§ SHORT TASK: Identify every line in the records below that contains the word "УЛМААС", and copy each of those lines.

[Figure content listings]
◆ ◆ ◆ ◆ ◆
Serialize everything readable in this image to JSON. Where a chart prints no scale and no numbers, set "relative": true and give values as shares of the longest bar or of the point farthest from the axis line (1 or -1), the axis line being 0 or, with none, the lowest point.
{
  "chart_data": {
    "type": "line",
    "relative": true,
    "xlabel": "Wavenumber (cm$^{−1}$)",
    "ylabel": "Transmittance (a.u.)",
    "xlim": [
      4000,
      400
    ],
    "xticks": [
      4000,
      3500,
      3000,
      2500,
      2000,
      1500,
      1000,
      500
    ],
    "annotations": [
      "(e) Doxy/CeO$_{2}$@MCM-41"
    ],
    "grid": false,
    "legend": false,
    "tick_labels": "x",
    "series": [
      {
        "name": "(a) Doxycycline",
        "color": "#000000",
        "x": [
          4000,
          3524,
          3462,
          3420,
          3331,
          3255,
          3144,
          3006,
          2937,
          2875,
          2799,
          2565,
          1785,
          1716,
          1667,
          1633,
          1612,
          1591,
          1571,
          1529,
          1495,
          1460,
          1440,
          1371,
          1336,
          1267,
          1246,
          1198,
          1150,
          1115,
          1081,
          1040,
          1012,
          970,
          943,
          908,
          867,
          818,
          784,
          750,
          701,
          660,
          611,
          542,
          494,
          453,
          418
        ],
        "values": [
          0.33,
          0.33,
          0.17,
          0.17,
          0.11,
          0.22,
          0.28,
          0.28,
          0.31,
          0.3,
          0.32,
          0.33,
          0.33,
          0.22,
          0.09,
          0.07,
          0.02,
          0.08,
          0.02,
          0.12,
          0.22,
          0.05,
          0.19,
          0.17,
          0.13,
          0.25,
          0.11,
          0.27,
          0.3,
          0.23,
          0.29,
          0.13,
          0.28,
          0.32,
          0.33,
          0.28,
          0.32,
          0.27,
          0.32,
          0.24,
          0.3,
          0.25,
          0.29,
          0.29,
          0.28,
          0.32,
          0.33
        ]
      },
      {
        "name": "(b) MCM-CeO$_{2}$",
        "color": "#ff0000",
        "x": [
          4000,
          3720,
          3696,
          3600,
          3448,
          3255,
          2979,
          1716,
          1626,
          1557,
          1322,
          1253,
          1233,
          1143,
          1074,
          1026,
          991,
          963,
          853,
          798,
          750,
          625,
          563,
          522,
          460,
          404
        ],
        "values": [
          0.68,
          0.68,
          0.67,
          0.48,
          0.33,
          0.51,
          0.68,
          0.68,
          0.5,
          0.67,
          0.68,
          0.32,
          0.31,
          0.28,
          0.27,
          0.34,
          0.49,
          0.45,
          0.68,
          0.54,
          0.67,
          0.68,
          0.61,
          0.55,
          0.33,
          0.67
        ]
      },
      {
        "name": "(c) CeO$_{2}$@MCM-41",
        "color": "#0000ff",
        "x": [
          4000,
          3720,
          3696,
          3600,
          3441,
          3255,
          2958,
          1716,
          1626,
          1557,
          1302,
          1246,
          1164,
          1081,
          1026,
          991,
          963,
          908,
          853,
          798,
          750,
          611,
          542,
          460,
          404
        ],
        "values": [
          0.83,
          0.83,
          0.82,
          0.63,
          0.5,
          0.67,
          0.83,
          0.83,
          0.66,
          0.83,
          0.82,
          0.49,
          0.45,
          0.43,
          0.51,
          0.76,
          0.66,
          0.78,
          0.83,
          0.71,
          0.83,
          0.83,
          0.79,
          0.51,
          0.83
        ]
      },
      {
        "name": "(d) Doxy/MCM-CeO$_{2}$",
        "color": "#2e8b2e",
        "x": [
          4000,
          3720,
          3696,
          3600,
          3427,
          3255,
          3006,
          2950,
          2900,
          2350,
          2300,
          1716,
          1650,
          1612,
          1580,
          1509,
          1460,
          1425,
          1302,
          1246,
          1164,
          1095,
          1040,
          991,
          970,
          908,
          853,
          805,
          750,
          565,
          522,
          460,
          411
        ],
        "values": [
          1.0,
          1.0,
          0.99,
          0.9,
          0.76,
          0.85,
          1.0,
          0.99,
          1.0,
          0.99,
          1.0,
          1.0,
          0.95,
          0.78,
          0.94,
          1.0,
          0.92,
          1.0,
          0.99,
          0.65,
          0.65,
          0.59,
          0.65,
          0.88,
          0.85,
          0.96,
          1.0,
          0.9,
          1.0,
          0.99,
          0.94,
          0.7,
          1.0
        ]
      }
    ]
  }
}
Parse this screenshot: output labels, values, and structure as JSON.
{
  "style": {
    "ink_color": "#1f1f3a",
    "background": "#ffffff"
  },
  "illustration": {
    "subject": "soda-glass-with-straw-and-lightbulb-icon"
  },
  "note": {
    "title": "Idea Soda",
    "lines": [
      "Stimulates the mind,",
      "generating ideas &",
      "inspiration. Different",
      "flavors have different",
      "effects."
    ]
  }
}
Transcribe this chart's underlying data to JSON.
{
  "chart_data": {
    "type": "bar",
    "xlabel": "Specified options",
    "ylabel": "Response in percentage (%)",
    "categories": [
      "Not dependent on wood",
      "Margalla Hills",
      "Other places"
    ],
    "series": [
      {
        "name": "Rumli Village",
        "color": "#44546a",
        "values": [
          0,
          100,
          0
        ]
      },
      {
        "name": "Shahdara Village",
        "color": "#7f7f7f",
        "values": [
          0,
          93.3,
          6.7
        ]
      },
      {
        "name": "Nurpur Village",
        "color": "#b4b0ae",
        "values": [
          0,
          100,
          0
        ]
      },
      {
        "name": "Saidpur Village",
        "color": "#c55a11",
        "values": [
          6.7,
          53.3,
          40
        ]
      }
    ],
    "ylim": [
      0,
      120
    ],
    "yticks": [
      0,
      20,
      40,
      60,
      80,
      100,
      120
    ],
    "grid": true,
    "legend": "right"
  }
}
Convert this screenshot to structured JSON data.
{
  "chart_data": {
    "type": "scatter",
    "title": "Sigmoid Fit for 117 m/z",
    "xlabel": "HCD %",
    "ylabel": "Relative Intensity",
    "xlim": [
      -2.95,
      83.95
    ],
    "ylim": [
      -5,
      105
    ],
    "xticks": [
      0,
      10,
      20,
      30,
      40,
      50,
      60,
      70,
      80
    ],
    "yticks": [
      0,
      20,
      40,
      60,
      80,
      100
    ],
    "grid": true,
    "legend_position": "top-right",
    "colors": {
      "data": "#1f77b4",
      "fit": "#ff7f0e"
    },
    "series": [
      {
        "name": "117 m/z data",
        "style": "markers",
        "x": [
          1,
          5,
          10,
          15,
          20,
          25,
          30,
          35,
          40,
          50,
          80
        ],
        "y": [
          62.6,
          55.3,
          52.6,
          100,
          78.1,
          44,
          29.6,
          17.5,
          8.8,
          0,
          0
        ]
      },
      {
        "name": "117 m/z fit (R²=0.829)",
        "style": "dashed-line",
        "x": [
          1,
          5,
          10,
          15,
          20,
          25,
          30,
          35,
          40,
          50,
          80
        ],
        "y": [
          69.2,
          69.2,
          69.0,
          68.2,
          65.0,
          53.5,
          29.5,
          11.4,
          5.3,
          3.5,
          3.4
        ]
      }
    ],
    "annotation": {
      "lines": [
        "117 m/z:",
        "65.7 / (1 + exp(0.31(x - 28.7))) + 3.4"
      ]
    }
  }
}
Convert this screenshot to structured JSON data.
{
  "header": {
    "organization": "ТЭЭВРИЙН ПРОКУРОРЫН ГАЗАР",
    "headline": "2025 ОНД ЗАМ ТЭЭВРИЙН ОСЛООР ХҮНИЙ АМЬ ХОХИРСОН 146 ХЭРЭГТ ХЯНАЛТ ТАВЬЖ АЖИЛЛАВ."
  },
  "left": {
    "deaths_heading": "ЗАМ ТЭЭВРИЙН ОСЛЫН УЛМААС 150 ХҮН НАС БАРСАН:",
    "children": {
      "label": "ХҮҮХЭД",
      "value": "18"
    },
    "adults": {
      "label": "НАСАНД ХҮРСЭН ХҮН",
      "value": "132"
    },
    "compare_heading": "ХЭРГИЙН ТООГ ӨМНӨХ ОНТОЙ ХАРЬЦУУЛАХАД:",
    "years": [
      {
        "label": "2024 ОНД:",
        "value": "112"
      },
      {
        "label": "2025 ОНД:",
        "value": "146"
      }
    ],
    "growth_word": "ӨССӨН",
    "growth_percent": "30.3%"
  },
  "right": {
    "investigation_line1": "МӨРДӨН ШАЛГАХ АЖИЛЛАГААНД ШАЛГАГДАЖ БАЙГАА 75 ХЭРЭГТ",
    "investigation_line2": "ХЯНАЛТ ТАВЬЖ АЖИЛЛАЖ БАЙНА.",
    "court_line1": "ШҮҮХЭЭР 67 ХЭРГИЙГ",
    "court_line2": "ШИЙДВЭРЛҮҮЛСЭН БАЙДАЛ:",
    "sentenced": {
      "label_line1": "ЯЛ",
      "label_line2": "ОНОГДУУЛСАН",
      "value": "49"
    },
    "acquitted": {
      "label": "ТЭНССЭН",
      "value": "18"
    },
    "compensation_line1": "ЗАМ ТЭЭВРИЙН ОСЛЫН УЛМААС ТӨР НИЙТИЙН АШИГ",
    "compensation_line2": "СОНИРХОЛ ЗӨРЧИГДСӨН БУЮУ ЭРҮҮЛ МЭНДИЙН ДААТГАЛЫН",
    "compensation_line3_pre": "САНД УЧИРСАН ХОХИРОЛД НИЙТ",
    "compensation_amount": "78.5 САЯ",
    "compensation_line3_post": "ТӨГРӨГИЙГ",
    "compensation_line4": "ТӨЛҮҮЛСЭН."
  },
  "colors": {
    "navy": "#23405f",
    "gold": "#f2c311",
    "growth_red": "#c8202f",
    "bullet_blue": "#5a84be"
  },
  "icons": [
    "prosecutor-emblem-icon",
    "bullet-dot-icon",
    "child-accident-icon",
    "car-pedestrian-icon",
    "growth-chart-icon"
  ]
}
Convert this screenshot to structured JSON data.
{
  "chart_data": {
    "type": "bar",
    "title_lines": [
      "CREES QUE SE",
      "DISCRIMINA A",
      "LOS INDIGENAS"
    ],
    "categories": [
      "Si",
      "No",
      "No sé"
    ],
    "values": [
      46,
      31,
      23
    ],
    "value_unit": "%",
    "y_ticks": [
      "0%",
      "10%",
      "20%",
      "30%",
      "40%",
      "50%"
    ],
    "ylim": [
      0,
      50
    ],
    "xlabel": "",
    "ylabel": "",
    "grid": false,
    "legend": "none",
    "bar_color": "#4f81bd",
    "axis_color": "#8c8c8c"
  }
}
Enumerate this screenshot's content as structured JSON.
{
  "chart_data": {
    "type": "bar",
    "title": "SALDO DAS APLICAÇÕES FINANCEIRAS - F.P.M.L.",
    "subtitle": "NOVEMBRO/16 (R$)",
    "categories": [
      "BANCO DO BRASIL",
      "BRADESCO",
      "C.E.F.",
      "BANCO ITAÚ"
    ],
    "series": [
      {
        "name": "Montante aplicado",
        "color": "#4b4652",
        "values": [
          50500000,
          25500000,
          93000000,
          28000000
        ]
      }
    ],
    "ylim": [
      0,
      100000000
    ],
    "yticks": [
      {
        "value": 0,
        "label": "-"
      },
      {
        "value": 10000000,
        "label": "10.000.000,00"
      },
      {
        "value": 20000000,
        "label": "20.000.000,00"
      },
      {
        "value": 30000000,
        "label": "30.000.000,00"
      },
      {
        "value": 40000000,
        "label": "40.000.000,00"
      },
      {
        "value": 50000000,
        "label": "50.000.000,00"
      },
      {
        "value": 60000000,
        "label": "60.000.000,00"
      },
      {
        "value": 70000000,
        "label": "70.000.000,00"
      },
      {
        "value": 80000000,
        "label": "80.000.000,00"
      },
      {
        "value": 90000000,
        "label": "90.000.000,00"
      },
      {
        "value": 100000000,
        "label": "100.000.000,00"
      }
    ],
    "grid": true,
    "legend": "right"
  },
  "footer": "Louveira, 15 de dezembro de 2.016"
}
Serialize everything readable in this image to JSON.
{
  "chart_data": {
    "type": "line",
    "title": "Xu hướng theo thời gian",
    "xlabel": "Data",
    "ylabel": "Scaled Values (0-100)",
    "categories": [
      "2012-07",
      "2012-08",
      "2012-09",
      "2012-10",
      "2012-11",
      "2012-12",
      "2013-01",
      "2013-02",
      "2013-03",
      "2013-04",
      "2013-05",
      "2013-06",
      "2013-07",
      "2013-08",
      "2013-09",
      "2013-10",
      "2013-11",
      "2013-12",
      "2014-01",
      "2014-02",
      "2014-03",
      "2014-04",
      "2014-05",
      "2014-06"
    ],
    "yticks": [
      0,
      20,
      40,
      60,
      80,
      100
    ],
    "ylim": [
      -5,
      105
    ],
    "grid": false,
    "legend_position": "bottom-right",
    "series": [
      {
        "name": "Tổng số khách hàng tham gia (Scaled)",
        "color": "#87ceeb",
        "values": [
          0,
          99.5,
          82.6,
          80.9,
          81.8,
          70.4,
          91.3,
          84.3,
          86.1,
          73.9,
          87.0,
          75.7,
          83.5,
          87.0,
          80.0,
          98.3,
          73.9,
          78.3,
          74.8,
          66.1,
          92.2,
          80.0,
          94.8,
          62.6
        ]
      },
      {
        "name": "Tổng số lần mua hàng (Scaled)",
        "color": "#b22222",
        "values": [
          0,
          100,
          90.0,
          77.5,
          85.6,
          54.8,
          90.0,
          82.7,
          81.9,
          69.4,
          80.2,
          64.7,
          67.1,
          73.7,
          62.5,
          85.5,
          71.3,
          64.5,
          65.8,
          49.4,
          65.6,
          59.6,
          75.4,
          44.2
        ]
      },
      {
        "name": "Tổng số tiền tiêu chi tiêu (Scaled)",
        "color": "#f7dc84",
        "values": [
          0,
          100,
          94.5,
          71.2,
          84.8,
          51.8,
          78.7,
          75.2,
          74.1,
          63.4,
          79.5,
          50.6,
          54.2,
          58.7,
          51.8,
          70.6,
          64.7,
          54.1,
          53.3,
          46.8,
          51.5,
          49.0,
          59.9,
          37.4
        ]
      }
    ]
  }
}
◆ ◆ ◆ ◆ ◆
§ TASK SOLUTION:
    "deaths_heading": "ЗАМ ТЭЭВРИЙН ОСЛЫН УЛМААС 150 ХҮН НАС БАРСАН:",
    "compensation_line1": "ЗАМ ТЭЭВРИЙН ОСЛЫН УЛМААС ТӨР НИЙТИЙН АШИГ",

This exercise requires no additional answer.